Metallic wood foil on a plastic backing. Image: University of Pennsylvania
Pushing the theoretical maximum
“The reason we call it metallic wood is not just its density, which is about that of wood, but its cellular nature,” said James Pikul of the University of Pennsylvania.
“We have areas that are thick and dense with strong metal struts, and areas that are porous with air gaps. We’re just operating at the length scales where the strength of struts approaches the theoretical maximum.”
These struts are only 10 nanometres in width – equivalent to 100 nickel atoms across – and are substantially larger than any that have come before it.
“We’ve known that going smaller gets you stronger for some time, but people haven’t been able to make these structures with strong materials that are big enough that you’d be able to do something useful,” Pikul said. “Most examples made from strong materials have been about the size of a small flea, but with our approach we can make metallic wood samples that are 400 times larger.”
Because roughly 70pc of the resulting material is empty space, this nickel-based metallic wood’s density is extremely low in relation to its strength. With a density on par with water’s, a brick of the material would float.
The next big challenge for the researchers is to find a way to produce it on a commercial scale as the infrastructure to make it is currently limited. Once they master this, they can build it much larger to subject it to tests, such as seeing whether it would dent like metal or shatter like glass.

■ **What you will do**:
Copy the metallic wood text above from "These struts are" to "material would float.".

Collected data
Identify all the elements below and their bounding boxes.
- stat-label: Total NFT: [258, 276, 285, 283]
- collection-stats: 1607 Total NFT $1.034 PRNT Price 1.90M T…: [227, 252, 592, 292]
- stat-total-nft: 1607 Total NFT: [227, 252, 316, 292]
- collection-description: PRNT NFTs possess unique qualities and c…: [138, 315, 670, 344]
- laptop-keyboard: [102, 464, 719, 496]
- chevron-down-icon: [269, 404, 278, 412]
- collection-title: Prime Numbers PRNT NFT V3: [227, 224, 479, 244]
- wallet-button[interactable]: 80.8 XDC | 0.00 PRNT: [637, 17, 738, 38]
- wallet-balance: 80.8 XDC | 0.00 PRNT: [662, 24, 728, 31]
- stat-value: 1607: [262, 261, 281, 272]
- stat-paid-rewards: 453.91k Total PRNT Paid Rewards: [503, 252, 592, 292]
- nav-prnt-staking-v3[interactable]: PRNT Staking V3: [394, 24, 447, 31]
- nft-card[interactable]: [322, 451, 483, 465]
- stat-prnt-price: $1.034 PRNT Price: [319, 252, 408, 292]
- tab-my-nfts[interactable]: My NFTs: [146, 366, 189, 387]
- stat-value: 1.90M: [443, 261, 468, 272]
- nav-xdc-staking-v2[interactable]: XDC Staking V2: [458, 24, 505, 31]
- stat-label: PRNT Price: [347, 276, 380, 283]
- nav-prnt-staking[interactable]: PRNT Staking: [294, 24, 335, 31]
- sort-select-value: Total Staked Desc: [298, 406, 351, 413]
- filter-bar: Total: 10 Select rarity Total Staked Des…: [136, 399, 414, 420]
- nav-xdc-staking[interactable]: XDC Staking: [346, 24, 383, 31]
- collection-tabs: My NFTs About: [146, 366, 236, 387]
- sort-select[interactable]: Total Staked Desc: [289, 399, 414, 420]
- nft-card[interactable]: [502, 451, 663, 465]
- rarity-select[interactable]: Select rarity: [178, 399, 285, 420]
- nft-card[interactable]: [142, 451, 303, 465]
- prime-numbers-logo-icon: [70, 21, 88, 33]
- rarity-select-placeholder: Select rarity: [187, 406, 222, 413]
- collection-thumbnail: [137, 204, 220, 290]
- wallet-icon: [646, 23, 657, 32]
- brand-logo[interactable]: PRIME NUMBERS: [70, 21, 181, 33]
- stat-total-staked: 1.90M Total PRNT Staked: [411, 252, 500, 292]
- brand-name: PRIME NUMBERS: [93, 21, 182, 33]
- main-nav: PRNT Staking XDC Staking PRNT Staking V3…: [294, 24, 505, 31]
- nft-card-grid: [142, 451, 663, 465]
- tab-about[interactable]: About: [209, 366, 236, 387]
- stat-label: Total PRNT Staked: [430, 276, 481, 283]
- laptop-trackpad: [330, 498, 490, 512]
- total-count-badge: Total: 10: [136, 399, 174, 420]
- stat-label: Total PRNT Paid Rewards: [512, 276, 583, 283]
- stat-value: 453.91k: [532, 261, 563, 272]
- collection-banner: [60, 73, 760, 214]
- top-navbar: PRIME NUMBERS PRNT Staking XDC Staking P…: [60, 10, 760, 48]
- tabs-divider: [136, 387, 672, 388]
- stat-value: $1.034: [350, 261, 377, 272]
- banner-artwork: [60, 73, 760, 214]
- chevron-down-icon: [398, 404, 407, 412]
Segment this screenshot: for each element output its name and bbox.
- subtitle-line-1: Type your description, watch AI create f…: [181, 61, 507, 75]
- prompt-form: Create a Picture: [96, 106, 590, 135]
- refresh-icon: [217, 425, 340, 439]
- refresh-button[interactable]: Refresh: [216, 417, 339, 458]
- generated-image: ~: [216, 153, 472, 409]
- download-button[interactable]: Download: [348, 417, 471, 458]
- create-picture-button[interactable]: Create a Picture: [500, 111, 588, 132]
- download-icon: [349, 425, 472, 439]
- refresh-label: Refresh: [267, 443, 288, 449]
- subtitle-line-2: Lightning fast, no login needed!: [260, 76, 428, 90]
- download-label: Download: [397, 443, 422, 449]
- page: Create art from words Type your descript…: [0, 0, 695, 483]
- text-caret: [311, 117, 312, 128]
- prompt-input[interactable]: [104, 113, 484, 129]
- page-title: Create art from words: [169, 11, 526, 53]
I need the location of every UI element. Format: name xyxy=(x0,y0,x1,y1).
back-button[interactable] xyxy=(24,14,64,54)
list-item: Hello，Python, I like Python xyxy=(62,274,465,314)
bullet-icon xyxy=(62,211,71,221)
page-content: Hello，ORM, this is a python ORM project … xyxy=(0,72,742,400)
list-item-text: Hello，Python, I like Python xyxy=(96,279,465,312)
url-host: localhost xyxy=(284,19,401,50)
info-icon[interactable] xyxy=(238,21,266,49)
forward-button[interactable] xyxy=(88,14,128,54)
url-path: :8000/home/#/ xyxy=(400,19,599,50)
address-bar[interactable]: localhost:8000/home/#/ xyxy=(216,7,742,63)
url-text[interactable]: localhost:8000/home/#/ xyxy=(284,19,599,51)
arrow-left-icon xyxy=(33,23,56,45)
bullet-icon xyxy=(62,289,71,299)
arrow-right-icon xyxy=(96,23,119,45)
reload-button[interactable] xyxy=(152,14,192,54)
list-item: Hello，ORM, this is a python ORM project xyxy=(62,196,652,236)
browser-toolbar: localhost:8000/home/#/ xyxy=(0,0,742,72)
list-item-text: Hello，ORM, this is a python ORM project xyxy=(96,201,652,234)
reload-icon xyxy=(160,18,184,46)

■ **In response**:
These struts are only 10 nanometres in width – equivalent to 100 nickel atoms across – and are substantially larger than any that have come before it.
“We’ve known that going smaller gets you stronger for some time, but people haven’t been able to make these structures with strong materials that are big enough that you’d be able to do something useful,” Pikul said. “Most examples made from strong materials have been about the size of a small flea, but with our approach we can make metallic wood samples that are 400 times larger.”
Because roughly 70pc of the resulting material is empty space, this nickel-based metallic wood’s density is extremely low in relation to its strength. With a density on par with water’s, a brick of the material would float.